= Short task =
Leave out the pictures, and reproduce exactly the lines from the line containing "Transcribe the text in this document." through the final line of the entries.

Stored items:
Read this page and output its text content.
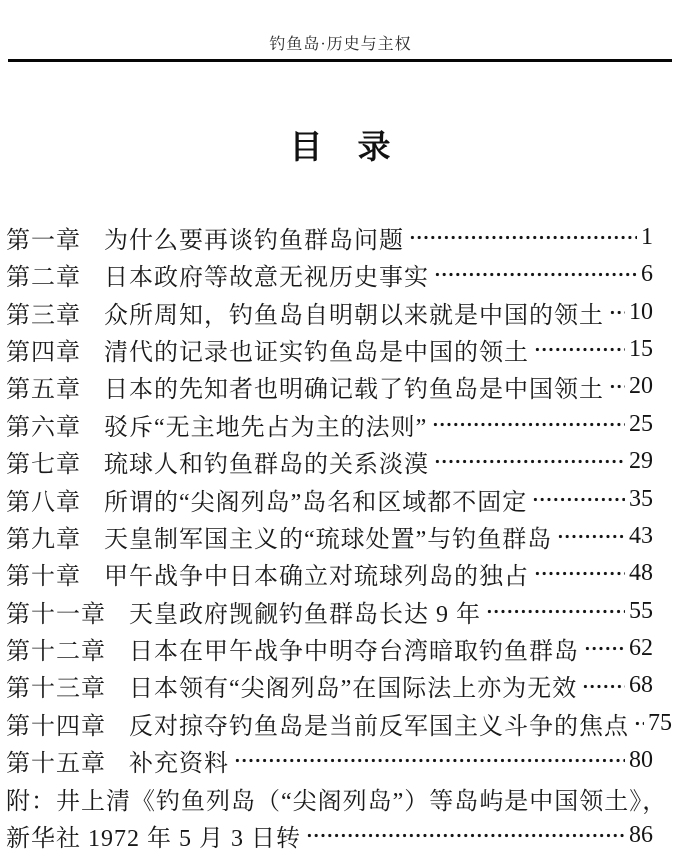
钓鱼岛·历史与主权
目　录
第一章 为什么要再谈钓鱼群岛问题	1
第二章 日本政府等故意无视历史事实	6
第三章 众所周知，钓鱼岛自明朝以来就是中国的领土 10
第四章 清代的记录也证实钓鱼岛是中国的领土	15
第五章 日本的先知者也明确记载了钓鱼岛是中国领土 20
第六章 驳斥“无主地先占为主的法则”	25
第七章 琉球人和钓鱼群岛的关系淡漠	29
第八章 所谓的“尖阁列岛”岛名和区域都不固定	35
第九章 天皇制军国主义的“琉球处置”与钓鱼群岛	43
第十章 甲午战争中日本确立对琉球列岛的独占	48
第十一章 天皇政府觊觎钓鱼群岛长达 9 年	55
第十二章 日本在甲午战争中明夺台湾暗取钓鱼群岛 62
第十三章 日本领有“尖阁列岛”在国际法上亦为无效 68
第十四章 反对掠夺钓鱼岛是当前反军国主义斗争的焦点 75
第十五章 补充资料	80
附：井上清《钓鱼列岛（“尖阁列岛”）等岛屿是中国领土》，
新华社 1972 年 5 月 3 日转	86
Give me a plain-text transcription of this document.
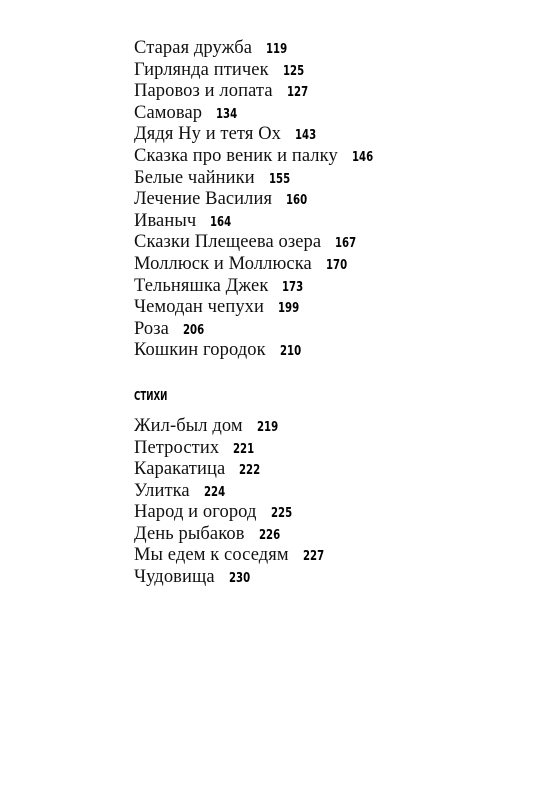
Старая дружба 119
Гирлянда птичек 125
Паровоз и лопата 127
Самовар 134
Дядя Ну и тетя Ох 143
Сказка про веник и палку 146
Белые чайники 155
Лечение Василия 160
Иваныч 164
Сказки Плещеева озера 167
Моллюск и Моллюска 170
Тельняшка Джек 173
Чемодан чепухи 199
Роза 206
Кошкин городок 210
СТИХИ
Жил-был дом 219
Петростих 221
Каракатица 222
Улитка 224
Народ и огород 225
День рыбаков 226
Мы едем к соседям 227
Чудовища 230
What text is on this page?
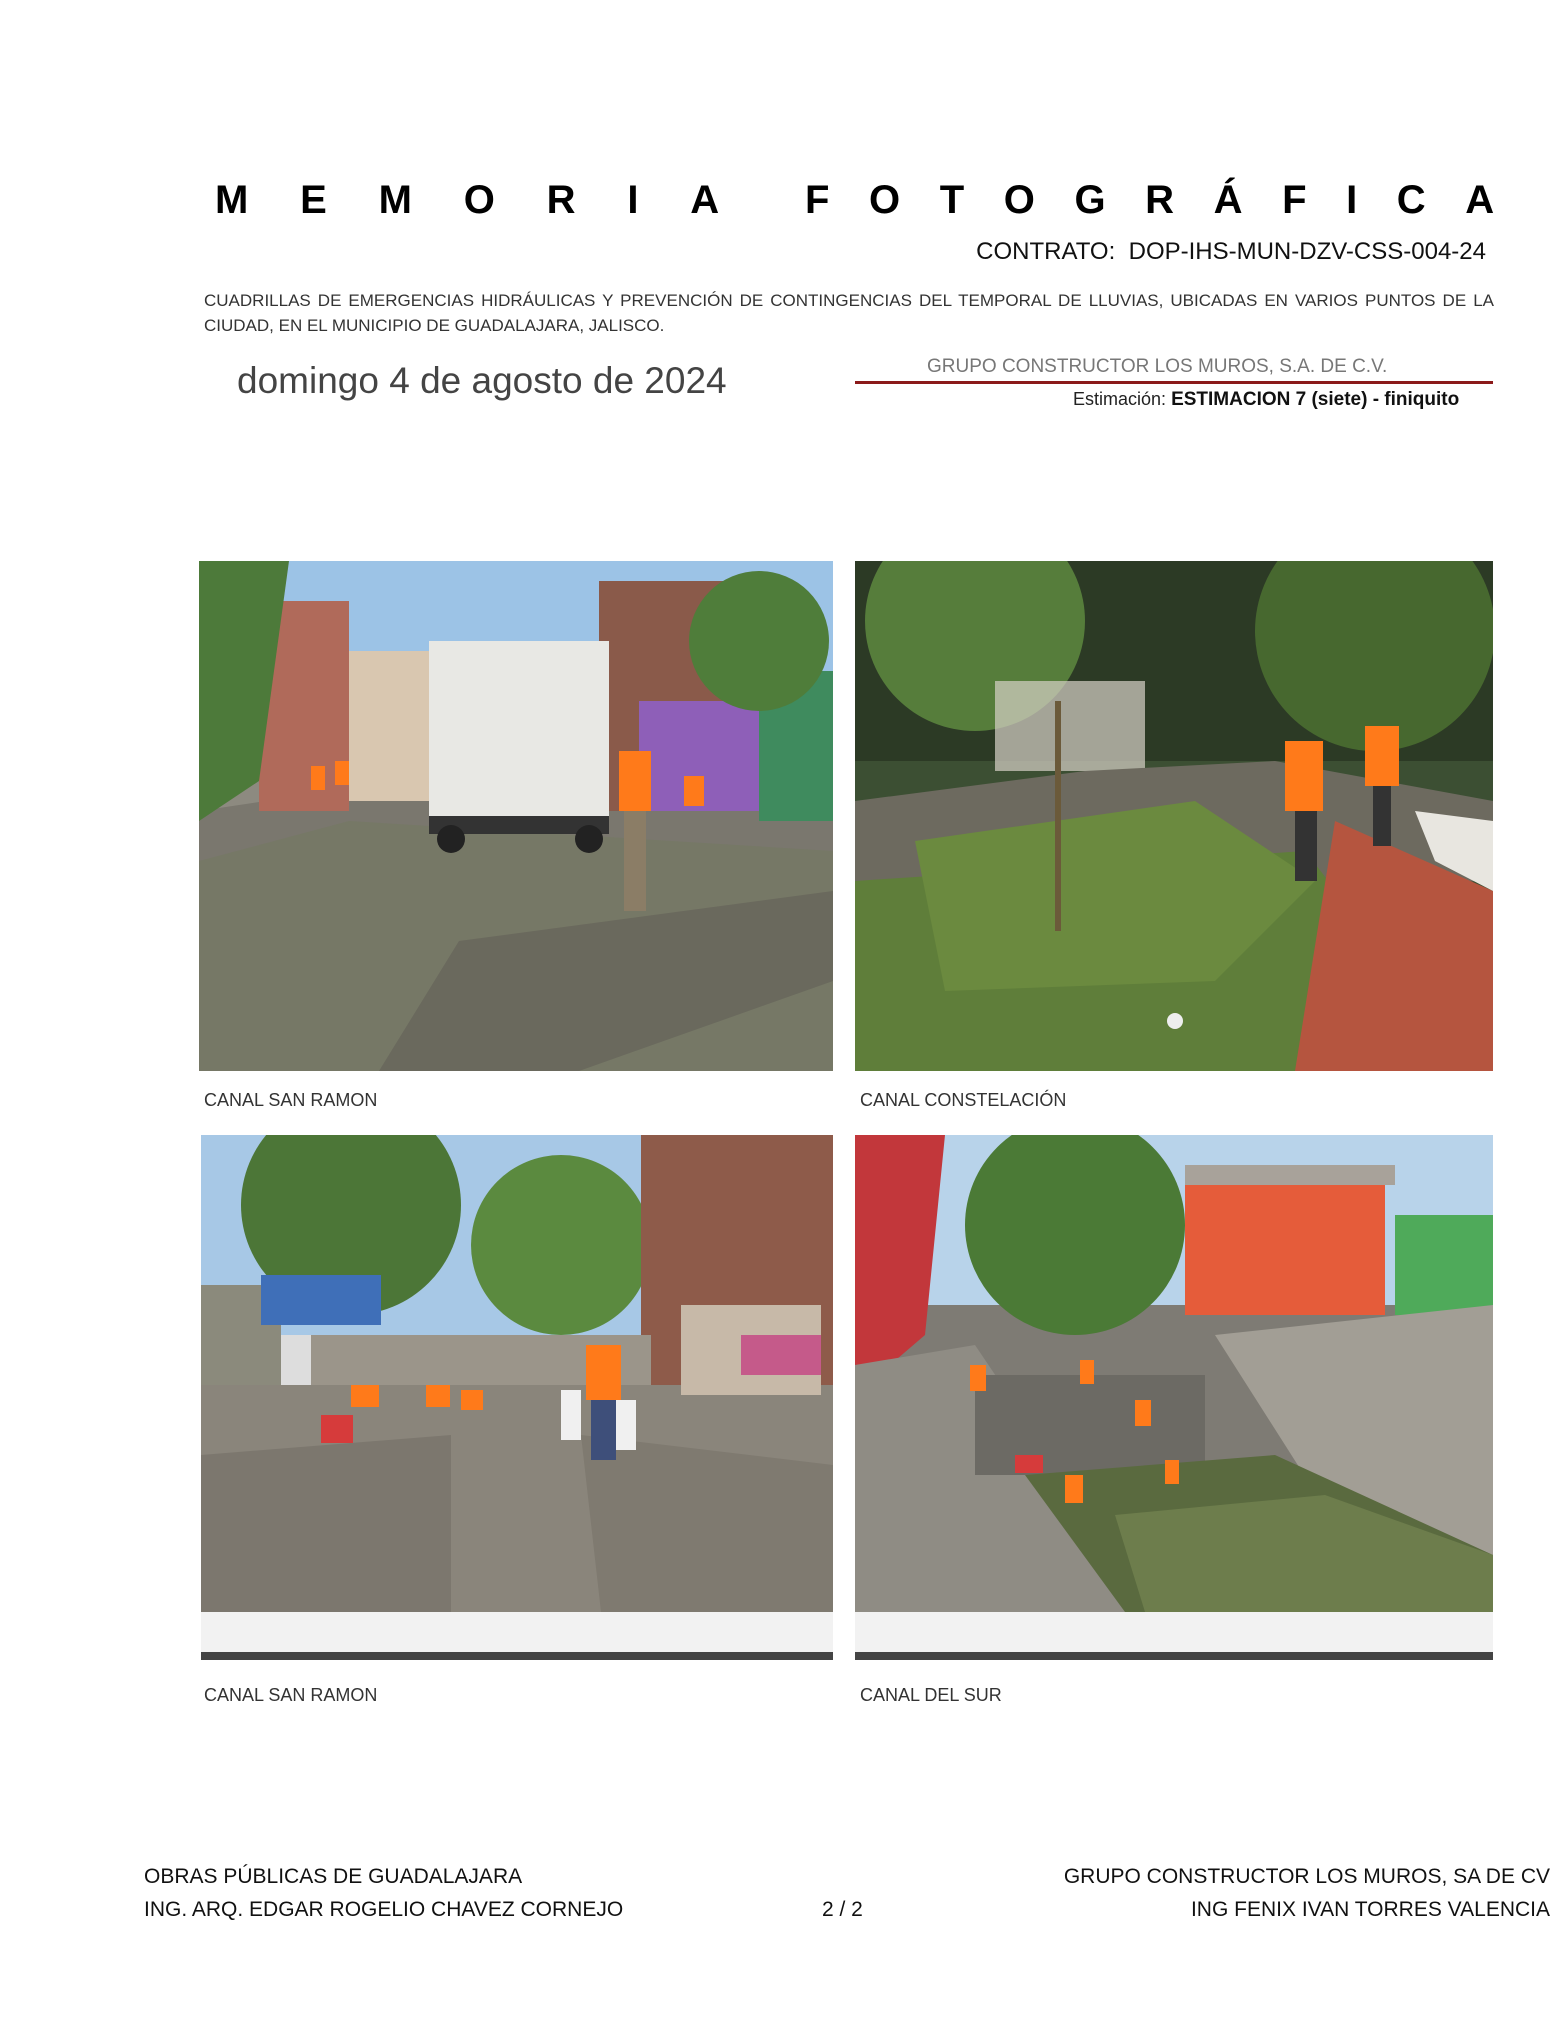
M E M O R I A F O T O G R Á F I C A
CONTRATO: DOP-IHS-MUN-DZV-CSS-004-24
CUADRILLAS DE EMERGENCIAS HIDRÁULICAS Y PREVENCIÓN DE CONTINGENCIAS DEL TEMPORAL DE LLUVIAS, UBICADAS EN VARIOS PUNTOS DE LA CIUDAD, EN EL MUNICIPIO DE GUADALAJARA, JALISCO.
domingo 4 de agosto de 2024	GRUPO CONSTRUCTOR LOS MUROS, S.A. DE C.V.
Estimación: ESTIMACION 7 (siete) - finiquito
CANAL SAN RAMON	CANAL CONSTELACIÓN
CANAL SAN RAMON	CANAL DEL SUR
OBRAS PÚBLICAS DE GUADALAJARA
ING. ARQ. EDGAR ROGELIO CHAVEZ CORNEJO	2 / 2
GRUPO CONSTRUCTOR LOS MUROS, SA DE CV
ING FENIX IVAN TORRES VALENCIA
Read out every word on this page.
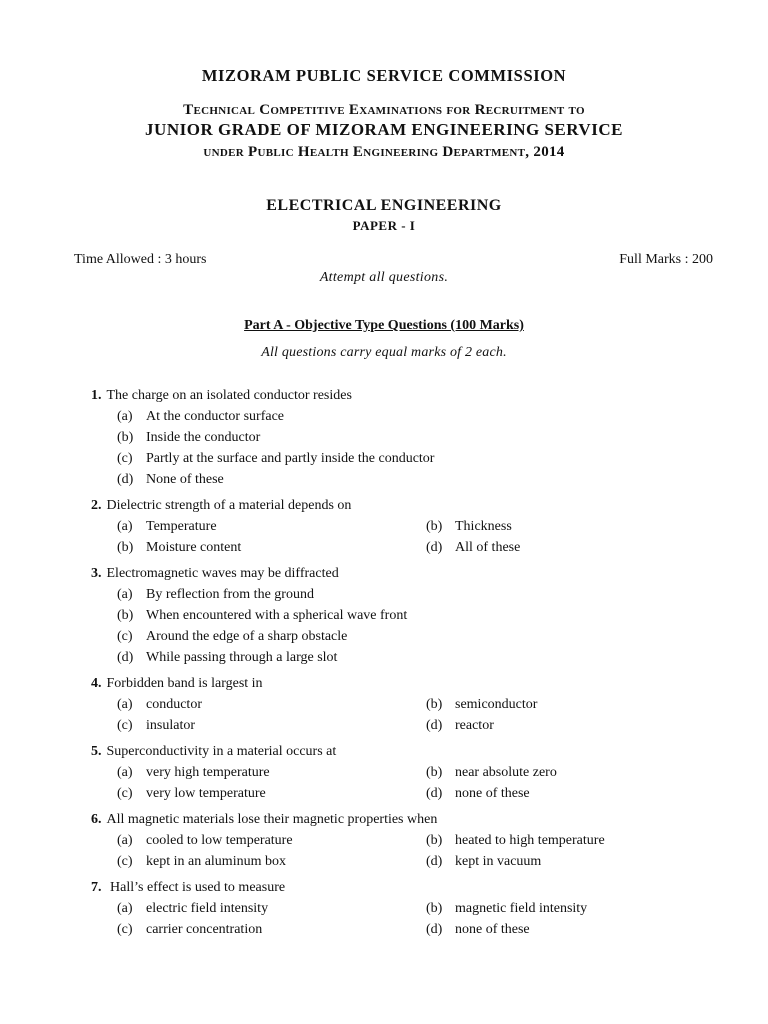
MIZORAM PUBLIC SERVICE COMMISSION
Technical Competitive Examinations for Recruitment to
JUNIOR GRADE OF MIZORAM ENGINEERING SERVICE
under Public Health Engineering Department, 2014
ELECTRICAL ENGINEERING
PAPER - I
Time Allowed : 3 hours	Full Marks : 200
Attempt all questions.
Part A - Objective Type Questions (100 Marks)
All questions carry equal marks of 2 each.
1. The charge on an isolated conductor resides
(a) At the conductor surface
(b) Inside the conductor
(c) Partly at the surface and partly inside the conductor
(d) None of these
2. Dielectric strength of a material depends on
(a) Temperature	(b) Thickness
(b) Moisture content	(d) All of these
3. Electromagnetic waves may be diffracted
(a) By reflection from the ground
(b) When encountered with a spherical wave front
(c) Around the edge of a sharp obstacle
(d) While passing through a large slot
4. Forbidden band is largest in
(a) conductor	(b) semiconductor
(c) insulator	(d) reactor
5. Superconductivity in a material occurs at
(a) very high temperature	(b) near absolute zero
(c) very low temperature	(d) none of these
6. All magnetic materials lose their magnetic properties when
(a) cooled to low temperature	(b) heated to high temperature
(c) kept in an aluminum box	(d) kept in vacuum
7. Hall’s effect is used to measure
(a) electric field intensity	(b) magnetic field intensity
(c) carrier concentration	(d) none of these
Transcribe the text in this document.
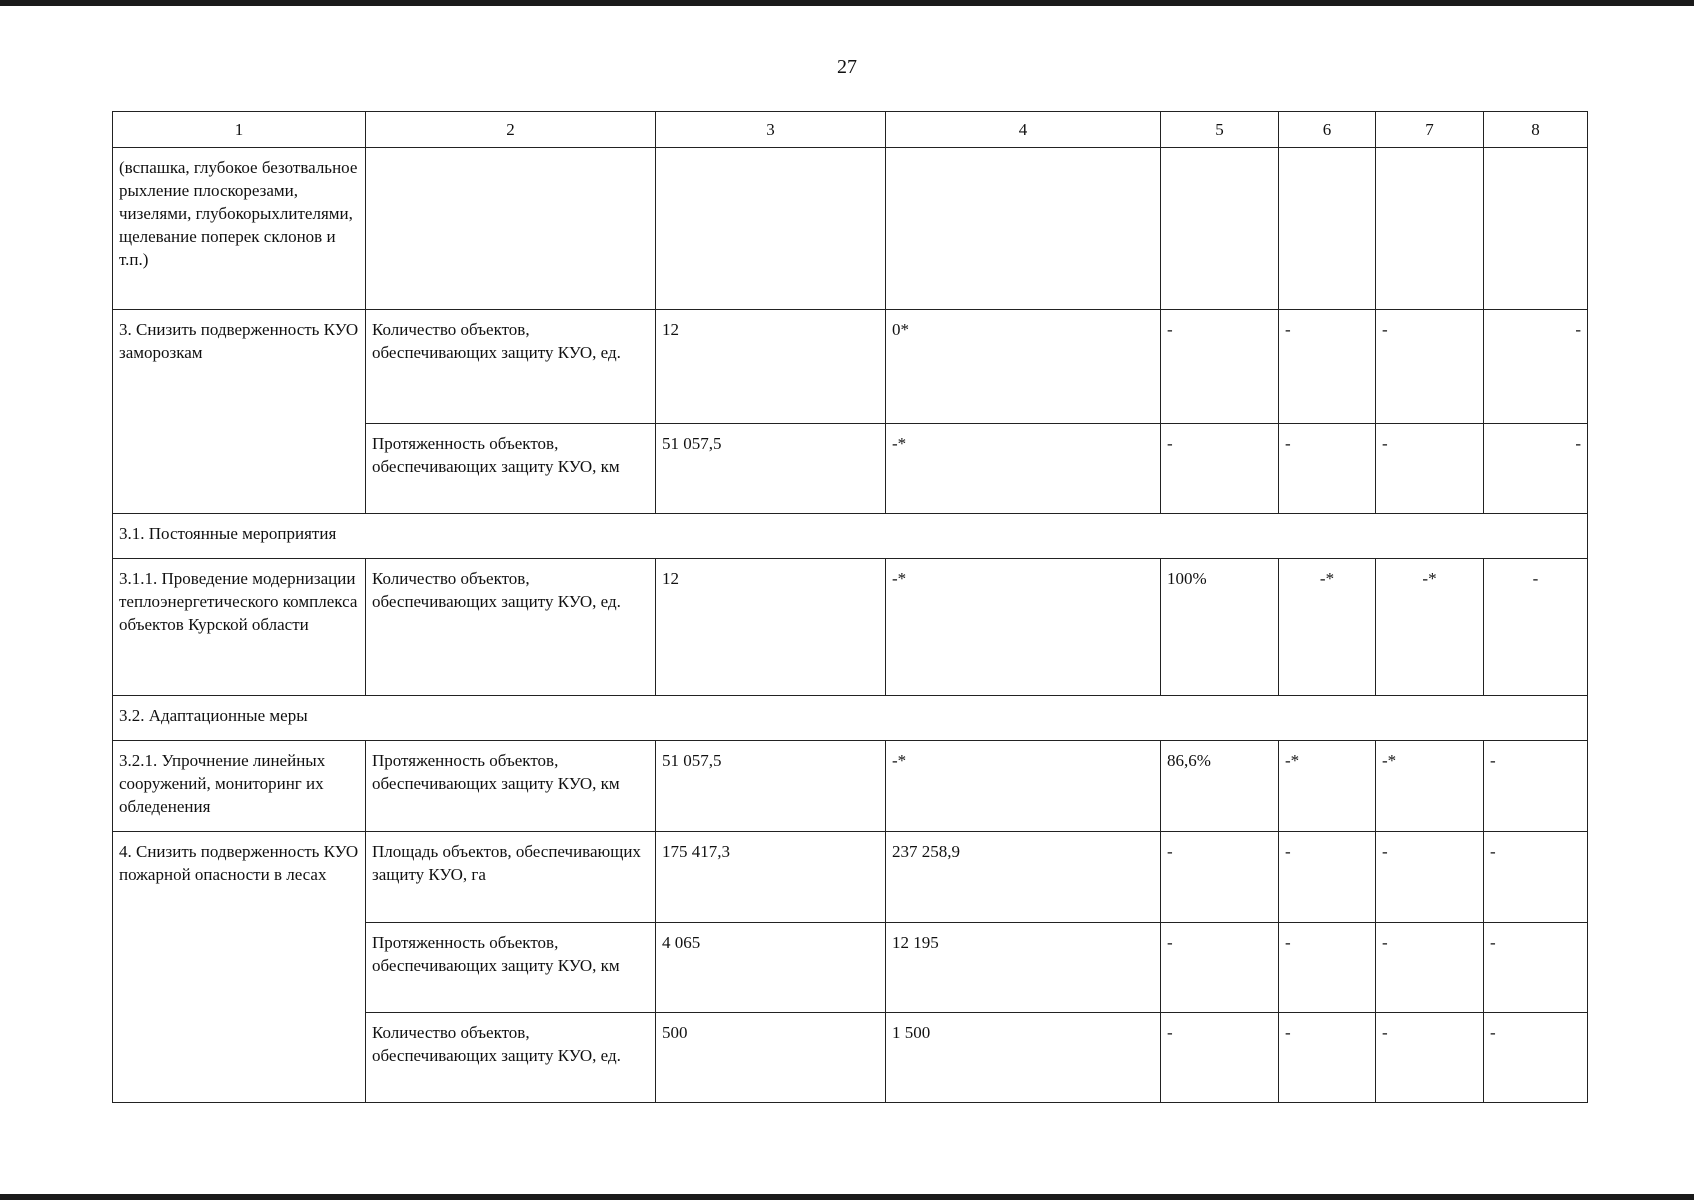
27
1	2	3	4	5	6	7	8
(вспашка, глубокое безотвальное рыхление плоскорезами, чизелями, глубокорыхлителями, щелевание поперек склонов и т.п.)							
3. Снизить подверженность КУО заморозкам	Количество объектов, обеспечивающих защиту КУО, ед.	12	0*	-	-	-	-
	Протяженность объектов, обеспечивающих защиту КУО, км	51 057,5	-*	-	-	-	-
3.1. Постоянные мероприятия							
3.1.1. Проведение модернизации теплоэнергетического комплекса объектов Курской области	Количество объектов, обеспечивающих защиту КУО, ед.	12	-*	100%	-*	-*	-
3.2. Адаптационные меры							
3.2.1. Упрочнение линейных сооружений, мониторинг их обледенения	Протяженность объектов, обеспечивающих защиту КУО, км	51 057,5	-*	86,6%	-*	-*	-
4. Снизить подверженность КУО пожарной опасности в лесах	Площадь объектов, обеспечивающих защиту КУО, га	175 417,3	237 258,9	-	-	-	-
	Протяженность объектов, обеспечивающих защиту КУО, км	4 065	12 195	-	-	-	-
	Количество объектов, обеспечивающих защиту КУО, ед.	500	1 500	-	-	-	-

= Output of the exercise =
Transcribe the text in this document.
27
1	2	3	4	5	6	7	8
(вспашка, глубокое безотвальное рыхление плоскорезами, чизелями, глубокорыхлителями, щелевание поперек склонов и т.п.)							
3. Снизить подверженность КУО заморозкам	Количество объектов, обеспечивающих защиту КУО, ед.	12	0*	-	-	-	-
	Протяженность объектов, обеспечивающих защиту КУО, км	51 057,5	-*	-	-	-	-
3.1. Постоянные мероприятия							
3.1.1. Проведение модернизации теплоэнергетического комплекса объектов Курской области	Количество объектов, обеспечивающих защиту КУО, ед.	12	-*	100%	-*	-*	-
3.2. Адаптационные меры							
3.2.1. Упрочнение линейных сооружений, мониторинг их обледенения	Протяженность объектов, обеспечивающих защиту КУО, км	51 057,5	-*	86,6%	-*	-*	-
4. Снизить подверженность КУО пожарной опасности в лесах	Площадь объектов, обеспечивающих защиту КУО, га	175 417,3	237 258,9	-	-	-	-
	Протяженность объектов, обеспечивающих защиту КУО, км	4 065	12 195	-	-	-	-
	Количество объектов, обеспечивающих защиту КУО, ед.	500	1 500	-	-	-	-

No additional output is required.